[Instructions for the task]:
In the material below, the lines containing the word "SMASH" are required; copy each of them.
── Records to use ──
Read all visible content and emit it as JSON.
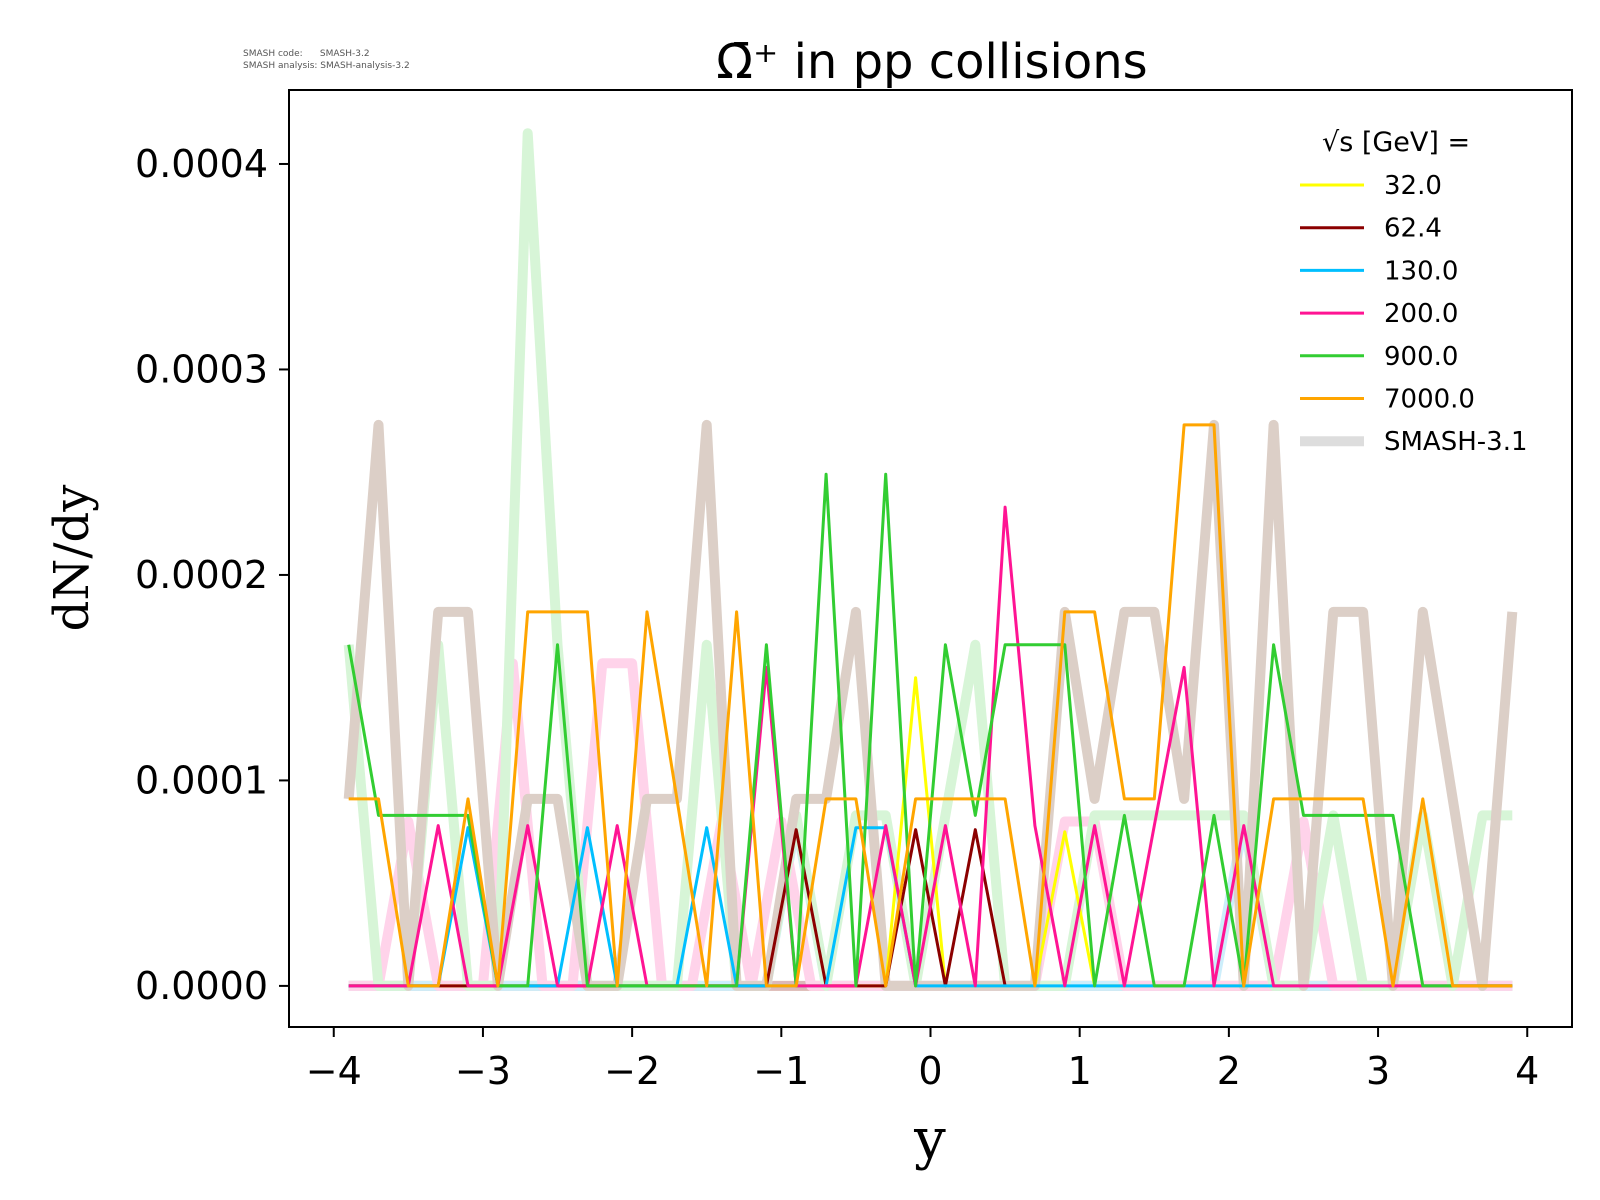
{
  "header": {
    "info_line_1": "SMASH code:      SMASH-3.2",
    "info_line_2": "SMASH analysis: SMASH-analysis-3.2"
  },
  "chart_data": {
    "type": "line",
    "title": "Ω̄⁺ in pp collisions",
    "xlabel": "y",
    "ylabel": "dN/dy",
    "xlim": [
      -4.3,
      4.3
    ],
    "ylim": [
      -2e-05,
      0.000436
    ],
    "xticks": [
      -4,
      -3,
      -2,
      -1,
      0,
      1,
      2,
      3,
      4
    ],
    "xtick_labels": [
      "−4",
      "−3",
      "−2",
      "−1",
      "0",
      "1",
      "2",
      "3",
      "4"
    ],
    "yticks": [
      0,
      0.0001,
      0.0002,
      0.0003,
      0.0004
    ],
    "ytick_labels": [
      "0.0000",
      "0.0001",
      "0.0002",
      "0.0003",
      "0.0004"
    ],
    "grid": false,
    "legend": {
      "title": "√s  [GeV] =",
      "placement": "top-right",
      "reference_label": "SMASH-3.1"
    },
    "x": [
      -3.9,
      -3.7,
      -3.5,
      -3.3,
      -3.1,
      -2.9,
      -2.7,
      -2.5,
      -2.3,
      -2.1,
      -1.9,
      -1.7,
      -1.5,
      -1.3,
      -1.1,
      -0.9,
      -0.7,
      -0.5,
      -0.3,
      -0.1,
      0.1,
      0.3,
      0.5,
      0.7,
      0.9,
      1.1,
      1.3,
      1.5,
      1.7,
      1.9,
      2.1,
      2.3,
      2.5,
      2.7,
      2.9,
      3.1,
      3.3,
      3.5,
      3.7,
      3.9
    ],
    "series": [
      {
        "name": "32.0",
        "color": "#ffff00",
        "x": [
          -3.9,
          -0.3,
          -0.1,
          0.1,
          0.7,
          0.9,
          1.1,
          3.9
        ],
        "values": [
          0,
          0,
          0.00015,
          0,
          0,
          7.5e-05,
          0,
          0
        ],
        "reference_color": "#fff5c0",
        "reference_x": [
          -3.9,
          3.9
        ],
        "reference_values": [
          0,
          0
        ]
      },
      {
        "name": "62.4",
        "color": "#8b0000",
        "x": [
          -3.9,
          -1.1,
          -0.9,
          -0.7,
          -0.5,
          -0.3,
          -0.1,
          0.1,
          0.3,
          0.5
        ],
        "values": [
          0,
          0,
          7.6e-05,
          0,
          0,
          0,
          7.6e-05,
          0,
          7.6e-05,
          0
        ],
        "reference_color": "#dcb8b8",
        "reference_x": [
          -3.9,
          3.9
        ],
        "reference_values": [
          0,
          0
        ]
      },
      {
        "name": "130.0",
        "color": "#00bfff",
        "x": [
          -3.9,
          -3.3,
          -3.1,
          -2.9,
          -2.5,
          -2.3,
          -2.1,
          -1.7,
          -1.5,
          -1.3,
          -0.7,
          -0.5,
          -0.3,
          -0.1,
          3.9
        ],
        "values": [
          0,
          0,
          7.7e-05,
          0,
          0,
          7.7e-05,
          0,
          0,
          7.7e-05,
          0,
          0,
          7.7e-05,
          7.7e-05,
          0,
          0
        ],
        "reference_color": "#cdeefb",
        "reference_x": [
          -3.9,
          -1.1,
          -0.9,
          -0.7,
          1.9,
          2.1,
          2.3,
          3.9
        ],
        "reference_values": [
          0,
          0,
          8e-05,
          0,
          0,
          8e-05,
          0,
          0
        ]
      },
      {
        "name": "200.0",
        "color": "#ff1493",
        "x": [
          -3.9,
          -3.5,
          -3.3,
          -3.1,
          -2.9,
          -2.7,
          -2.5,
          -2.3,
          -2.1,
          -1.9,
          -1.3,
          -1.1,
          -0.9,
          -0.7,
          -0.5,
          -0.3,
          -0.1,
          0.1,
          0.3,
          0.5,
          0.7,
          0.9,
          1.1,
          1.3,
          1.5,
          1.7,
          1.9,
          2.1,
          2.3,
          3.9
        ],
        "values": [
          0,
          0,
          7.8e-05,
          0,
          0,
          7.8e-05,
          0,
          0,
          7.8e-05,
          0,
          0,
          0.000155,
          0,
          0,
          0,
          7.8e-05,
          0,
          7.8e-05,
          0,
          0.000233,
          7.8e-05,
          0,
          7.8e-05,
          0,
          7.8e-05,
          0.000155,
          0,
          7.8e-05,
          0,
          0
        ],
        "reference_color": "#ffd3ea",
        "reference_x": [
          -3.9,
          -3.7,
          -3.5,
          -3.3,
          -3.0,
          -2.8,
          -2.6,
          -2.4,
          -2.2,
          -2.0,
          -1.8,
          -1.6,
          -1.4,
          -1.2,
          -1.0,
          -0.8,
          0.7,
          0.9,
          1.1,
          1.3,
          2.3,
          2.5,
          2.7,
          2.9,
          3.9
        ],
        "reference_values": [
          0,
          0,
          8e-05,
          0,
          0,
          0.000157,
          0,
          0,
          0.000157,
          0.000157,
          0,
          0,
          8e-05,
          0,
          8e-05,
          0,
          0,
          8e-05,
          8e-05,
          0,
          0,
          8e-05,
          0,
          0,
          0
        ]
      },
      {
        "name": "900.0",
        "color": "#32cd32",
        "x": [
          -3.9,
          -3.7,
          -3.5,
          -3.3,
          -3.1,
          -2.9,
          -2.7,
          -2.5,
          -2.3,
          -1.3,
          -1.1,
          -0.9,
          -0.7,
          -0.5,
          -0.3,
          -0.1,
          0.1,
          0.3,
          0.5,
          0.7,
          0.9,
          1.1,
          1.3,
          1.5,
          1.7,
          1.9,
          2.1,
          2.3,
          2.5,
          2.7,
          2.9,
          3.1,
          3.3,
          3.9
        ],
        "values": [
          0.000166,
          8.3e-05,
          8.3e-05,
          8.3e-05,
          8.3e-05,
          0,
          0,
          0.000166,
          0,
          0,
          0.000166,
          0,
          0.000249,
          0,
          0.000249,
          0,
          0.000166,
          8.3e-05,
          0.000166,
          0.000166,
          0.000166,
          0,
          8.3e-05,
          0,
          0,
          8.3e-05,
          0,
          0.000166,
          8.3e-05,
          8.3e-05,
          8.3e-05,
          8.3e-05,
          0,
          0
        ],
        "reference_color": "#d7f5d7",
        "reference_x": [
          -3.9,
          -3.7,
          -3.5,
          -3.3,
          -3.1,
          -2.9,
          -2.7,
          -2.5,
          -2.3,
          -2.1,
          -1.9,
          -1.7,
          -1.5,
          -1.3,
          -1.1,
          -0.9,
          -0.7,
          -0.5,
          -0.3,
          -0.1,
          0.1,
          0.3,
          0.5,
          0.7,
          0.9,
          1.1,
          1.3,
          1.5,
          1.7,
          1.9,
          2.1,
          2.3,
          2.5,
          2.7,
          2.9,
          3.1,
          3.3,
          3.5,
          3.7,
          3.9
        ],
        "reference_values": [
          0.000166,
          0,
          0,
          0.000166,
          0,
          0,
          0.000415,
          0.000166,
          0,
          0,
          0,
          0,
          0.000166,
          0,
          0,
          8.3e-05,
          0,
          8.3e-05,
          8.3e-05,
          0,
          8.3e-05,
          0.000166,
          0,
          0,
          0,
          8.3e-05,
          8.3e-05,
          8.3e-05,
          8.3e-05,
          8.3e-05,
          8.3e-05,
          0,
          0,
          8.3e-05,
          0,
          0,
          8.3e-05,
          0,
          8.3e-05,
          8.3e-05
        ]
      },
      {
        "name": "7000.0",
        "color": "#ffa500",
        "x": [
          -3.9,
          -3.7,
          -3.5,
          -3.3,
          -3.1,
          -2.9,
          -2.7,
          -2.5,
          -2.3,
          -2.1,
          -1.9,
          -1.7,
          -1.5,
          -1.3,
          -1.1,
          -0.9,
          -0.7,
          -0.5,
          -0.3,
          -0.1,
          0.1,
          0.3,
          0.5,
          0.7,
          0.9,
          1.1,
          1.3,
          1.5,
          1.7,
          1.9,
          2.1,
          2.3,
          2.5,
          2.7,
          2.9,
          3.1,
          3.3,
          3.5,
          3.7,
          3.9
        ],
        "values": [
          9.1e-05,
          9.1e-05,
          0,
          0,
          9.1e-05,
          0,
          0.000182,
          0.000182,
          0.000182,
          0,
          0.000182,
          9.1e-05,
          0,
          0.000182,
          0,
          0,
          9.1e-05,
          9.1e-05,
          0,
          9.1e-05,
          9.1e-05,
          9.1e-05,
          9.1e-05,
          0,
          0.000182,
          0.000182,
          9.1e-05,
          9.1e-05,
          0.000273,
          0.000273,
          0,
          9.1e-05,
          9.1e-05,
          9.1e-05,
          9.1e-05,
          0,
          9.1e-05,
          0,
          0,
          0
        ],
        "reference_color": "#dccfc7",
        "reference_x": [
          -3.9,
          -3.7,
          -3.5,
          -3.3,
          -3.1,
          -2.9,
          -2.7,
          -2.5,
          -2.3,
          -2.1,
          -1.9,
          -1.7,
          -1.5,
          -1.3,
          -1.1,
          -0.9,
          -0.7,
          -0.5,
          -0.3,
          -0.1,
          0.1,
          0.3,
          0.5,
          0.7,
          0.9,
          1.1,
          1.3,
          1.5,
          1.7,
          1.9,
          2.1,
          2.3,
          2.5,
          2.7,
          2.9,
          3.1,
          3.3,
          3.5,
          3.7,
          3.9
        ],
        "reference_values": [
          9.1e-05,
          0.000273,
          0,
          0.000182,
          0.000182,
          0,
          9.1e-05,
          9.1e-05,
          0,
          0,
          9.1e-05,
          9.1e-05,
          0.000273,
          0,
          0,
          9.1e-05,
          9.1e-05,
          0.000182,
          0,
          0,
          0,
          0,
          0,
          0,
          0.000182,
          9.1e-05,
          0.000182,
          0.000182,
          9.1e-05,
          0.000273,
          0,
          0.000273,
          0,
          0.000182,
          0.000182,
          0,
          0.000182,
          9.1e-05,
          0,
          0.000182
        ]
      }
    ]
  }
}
───
[Solution for this exercise]:
    "info_line_1": "SMASH code:      SMASH-3.2",
    "info_line_2": "SMASH analysis: SMASH-analysis-3.2"
      "reference_label": "SMASH-3.1"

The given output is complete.